PAGE TEXT:
- - -

FreeFlow resolves this by separating what the agent does (flexible, LLM-driven) from where the agent goes (deterministic, workflow-enforced). The agent stays in control of reasoning and tool use within each state, but the workflow engine governs which states exist and which transitions are legal.

Install

Tell this to your coding agent:

Read https://github.com/freematters/freematters/blob/main/packages/freeflow/README.md to install freeflow

Or install manually:

npm install -g @freematters/freeflow

# Claude Code — registers skills + PostToolUse hook
fflow install claude

# Codex — links skills (no hook support)
fflow install codex

For Contributors

git clone https://github.com/freematters/freematters.git
cd freematters
npm install && npm run build
npm link -w packages/freeflow

fflow install claude

Usage

FreeFlow is typically used through these skills:

  • /fflow-author — guided Q&A to create or edit a workflow YAML
  • /fflow <path> — start a workflow run (also searches ./workflows/ by name)
  • /fflow:e2e-run — run e2e agent tests

Codex skill names use $ instead of /.

Bundled Workflows

  • spec-gen — generates a complete specification: interactive requirements, research, design, and planning
  • spec-to-code — implements a spec directory (from spec-gen) into working code via TDD
  • mr-lifecycle — merge request lifecycle management

Start a bundled workflow by name:

/fflow spec-gen

How It Works

A workflow is a YAML file that defines states, transitions, and per-state prompts. The agent sees the current state's prompt and available transitions — it reasons freely within each state, but can only move where the workflow allows.

Example 1: Bug fix (simple, linear)

version: 1
guide: "Fix a bug with a test-first approach"
initial: reproduce
states:
  reproduce:
    prompt: "Write a failing test that reproduces the bug."
    transitions:
      test written: fix
  fix:
    prompt: "Fix the code to make the test pass. Run the full test suite."
    transitions:
      tests pass: done
      tests fail: fix
  done:
    prompt: "Summarize what was wrong and how you fixed it."
    transitions: {}

Example 2: Code review (branching)

version: 1
guide: "Review a PR for bugs, security, and style"
initial: analyze
states:
  analyze:
    prompt: |
      Read the full diff. Categorize each issue as blocker, major, or minor.
      If no issues found, transition directly to done.
    transitions:
      found issues: feedback
      looks good: done
  feedback:
    prompt: |
      Post a review comment for each issue. Use GitHub review threads.
      Request changes if any blockers exist, otherwise approve.
    transitions:
      review posted: done
  done:
    prompt: "Post a summary comment with issue counts by severity."

- - -

TASKS TO CARRY OUT:
1. Which bundled workflows does the FreeFlow page name?
2. Echo the FreeFlow page word for word between "A workflow is" and "the workflow allows.", inclusive.

DATA UNDER STUDY:
- - -

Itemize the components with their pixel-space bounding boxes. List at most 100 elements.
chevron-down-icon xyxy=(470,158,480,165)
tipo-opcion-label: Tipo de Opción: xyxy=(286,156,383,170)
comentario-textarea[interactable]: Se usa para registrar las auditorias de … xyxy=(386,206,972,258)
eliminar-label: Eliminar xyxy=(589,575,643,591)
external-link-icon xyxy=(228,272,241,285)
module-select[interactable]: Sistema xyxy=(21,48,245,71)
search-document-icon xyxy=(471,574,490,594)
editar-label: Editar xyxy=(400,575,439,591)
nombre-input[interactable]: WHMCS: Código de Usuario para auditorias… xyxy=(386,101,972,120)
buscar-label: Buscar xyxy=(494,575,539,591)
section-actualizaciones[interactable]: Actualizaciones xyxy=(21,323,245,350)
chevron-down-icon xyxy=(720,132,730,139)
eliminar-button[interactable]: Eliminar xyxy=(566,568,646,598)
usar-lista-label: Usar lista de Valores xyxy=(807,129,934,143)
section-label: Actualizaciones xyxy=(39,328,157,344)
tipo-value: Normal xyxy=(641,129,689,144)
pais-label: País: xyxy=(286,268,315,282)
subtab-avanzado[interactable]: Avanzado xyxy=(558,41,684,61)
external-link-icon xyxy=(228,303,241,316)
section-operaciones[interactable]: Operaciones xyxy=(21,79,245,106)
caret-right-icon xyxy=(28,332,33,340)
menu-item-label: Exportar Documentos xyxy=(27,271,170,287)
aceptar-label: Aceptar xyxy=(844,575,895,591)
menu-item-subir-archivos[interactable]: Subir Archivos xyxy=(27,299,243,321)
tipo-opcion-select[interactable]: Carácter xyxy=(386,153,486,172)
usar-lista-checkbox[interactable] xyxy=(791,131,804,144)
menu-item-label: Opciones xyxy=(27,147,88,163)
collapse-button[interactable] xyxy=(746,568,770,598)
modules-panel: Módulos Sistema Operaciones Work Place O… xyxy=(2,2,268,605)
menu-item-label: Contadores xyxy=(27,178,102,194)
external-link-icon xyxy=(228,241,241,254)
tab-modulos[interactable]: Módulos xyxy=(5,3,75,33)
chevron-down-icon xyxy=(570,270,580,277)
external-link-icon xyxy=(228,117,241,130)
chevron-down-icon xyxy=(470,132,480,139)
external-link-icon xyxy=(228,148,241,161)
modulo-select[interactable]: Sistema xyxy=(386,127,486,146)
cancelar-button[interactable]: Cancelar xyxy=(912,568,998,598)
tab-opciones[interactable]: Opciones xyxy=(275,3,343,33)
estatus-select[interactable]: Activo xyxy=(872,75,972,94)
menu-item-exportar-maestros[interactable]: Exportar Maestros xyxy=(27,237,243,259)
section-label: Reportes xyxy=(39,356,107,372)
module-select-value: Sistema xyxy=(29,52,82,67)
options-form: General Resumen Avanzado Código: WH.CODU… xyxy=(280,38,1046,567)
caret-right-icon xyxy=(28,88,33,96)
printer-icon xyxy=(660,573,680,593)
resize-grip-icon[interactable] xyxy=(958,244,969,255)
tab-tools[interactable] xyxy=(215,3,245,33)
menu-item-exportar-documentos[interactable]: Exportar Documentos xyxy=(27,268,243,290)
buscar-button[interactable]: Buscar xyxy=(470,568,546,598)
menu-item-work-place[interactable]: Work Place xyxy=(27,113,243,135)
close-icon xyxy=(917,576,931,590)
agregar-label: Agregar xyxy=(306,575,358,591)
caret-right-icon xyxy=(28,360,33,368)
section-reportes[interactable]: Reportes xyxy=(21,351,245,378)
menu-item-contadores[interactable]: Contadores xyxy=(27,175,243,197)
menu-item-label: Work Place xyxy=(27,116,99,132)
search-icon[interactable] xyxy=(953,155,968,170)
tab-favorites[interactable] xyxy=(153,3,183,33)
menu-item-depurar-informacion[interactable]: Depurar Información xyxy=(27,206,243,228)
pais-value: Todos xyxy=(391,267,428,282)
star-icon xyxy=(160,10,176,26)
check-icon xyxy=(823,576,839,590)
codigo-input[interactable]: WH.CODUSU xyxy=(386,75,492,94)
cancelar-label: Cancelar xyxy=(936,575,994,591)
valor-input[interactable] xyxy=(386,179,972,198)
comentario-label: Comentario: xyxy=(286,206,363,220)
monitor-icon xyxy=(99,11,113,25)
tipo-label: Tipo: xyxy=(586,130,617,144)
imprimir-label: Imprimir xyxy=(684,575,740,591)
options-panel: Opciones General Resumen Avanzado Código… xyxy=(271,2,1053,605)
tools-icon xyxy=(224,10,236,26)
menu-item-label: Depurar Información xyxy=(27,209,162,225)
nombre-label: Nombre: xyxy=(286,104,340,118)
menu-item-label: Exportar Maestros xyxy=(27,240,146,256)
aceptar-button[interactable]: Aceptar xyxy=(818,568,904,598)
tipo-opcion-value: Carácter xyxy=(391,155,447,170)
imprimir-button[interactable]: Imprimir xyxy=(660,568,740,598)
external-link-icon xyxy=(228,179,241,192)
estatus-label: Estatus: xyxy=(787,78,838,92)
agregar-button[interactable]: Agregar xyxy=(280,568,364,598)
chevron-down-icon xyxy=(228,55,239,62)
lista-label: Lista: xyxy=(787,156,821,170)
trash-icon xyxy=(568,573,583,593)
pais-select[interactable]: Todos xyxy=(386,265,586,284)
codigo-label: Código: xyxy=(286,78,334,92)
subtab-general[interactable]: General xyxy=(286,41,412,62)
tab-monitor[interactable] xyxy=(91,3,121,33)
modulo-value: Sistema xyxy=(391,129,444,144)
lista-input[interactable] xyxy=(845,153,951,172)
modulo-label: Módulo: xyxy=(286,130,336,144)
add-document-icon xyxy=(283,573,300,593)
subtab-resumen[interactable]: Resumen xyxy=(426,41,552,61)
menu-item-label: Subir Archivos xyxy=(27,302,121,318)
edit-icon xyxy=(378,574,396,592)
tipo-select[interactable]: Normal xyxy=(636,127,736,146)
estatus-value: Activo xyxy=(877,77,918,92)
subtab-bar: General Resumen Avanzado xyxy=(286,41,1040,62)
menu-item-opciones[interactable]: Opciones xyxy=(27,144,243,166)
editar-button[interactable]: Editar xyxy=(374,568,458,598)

- - -

SOLUTIONS BY TASK:
1. spec-gen, spec-to-code, mr-lifecycle

2.
A workflow is a YAML file that defines states, transitions, and per-state prompts. The agent sees the current state's prompt and available transitions — it reasons freely within each state, but can only move where the workflow allows.